### Brief
Give the material again in full, matching it exactly.

### Supplied data
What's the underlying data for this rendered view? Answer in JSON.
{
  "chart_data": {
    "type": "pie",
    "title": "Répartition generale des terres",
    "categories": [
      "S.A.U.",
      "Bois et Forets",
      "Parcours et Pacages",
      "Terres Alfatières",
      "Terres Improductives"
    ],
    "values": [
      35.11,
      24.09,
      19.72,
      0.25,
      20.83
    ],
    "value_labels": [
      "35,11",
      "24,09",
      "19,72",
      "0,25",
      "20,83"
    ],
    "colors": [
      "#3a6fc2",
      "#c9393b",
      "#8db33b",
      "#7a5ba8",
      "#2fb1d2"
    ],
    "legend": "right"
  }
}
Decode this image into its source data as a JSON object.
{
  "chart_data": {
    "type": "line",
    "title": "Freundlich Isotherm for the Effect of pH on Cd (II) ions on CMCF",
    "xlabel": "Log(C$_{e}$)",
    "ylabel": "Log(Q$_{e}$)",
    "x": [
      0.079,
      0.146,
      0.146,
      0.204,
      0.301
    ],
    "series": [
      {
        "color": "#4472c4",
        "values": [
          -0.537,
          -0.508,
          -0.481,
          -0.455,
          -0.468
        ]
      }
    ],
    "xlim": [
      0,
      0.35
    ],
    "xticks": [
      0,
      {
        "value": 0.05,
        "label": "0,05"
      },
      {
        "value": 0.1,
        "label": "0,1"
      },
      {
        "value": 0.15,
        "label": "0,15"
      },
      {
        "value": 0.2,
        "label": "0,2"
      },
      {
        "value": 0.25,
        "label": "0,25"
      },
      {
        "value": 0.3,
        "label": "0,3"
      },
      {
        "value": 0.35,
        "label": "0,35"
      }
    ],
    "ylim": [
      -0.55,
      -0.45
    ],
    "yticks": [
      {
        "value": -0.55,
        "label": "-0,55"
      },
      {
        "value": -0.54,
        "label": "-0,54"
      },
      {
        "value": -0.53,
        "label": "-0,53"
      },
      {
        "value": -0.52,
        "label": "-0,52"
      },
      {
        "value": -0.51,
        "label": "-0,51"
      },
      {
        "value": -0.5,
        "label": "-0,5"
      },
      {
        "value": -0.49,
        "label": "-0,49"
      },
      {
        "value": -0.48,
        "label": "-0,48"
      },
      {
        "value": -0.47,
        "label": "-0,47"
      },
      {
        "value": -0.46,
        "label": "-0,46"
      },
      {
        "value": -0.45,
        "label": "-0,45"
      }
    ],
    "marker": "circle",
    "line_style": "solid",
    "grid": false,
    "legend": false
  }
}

### Full answer
What's the underlying data for this rendered view? Answer in JSON.
{
  "chart_data": {
    "type": "pie",
    "title": "Répartition generale des terres",
    "categories": [
      "S.A.U.",
      "Bois et Forets",
      "Parcours et Pacages",
      "Terres Alfatières",
      "Terres Improductives"
    ],
    "values": [
      35.11,
      24.09,
      19.72,
      0.25,
      20.83
    ],
    "value_labels": [
      "35,11",
      "24,09",
      "19,72",
      "0,25",
      "20,83"
    ],
    "colors": [
      "#3a6fc2",
      "#c9393b",
      "#8db33b",
      "#7a5ba8",
      "#2fb1d2"
    ],
    "legend": "right"
  }
}
Decode this image into its source data as a JSON object.
{
  "chart_data": {
    "type": "line",
    "title": "Freundlich Isotherm for the Effect of pH on Cd (II) ions on CMCF",
    "xlabel": "Log(C$_{e}$)",
    "ylabel": "Log(Q$_{e}$)",
    "x": [
      0.079,
      0.146,
      0.146,
      0.204,
      0.301
    ],
    "series": [
      {
        "color": "#4472c4",
        "values": [
          -0.537,
          -0.508,
          -0.481,
          -0.455,
          -0.468
        ]
      }
    ],
    "xlim": [
      0,
      0.35
    ],
    "xticks": [
      0,
      {
        "value": 0.05,
        "label": "0,05"
      },
      {
        "value": 0.1,
        "label": "0,1"
      },
      {
        "value": 0.15,
        "label": "0,15"
      },
      {
        "value": 0.2,
        "label": "0,2"
      },
      {
        "value": 0.25,
        "label": "0,25"
      },
      {
        "value": 0.3,
        "label": "0,3"
      },
      {
        "value": 0.35,
        "label": "0,35"
      }
    ],
    "ylim": [
      -0.55,
      -0.45
    ],
    "yticks": [
      {
        "value": -0.55,
        "label": "-0,55"
      },
      {
        "value": -0.54,
        "label": "-0,54"
      },
      {
        "value": -0.53,
        "label": "-0,53"
      },
      {
        "value": -0.52,
        "label": "-0,52"
      },
      {
        "value": -0.51,
        "label": "-0,51"
      },
      {
        "value": -0.5,
        "label": "-0,5"
      },
      {
        "value": -0.49,
        "label": "-0,49"
      },
      {
        "value": -0.48,
        "label": "-0,48"
      },
      {
        "value": -0.47,
        "label": "-0,47"
      },
      {
        "value": -0.46,
        "label": "-0,46"
      },
      {
        "value": -0.45,
        "label": "-0,45"
      }
    ],
    "marker": "circle",
    "line_style": "solid",
    "grid": false,
    "legend": false
  }
}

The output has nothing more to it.